## [The problem]
All lines in the records below that hold "where" are to be shown.

*** The input Section Begins ***

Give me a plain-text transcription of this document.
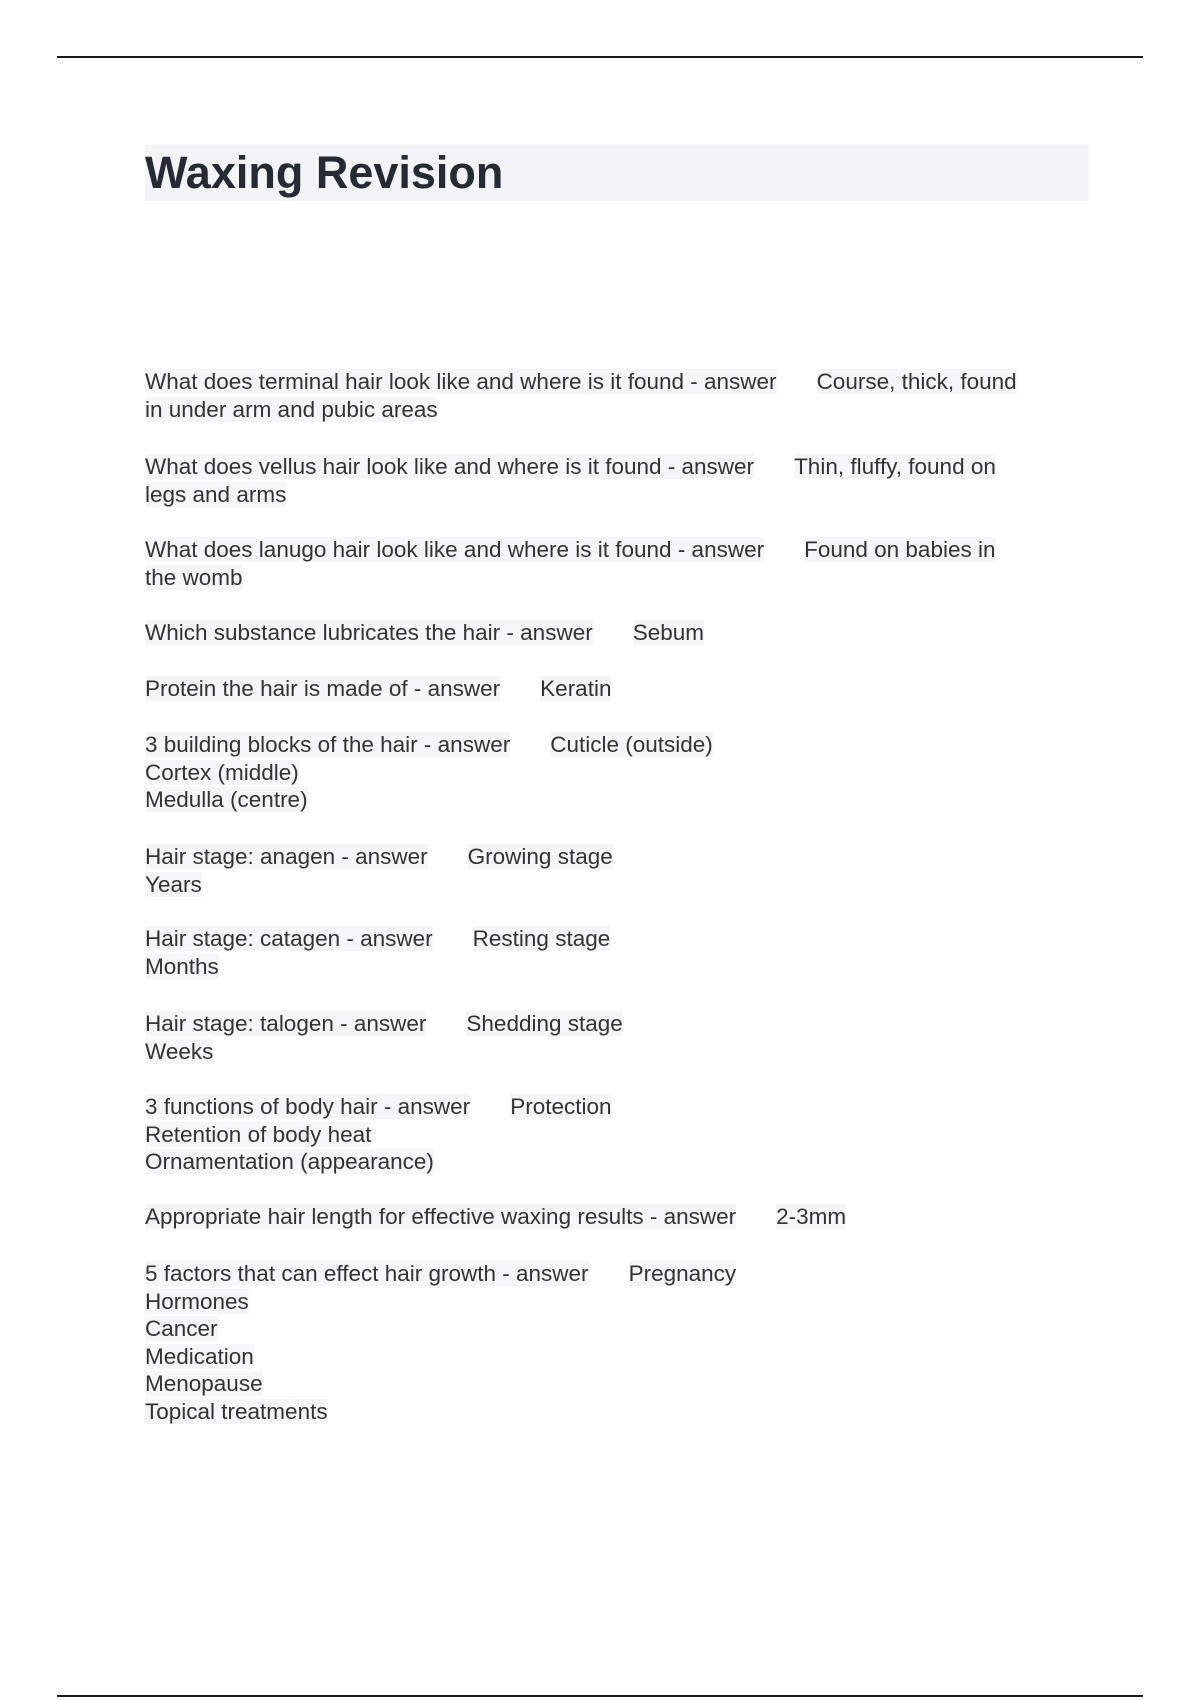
Waxing Revision
What does terminal hair look like and where is it found - answer Course, thick, found
in under arm and pubic areas
What does vellus hair look like and where is it found - answer Thin, fluffy, found on
legs and arms
What does lanugo hair look like and where is it found - answer Found on babies in
the womb
Which substance lubricates the hair - answer Sebum
Protein the hair is made of - answer Keratin
3 building blocks of the hair - answer Cuticle (outside)
Cortex (middle)
Medulla (centre)
Hair stage: anagen - answer Growing stage
Years
Hair stage: catagen - answer Resting stage
Months
Hair stage: talogen - answer Shedding stage
Weeks
3 functions of body hair - answer Protection
Retention of body heat
Ornamentation (appearance)
Appropriate hair length for effective waxing results - answer 2-3mm
5 factors that can effect hair growth - answer Pregnancy
Hormones
Cancer
Medication
Menopause
Topical treatments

*** The input Section Ends ***

## [Answer to the problem]
What does terminal hair look like and where is it found - answer Course, thick, found
What does vellus hair look like and where is it found - answer Thin, fluffy, found on
What does lanugo hair look like and where is it found - answer Found on babies in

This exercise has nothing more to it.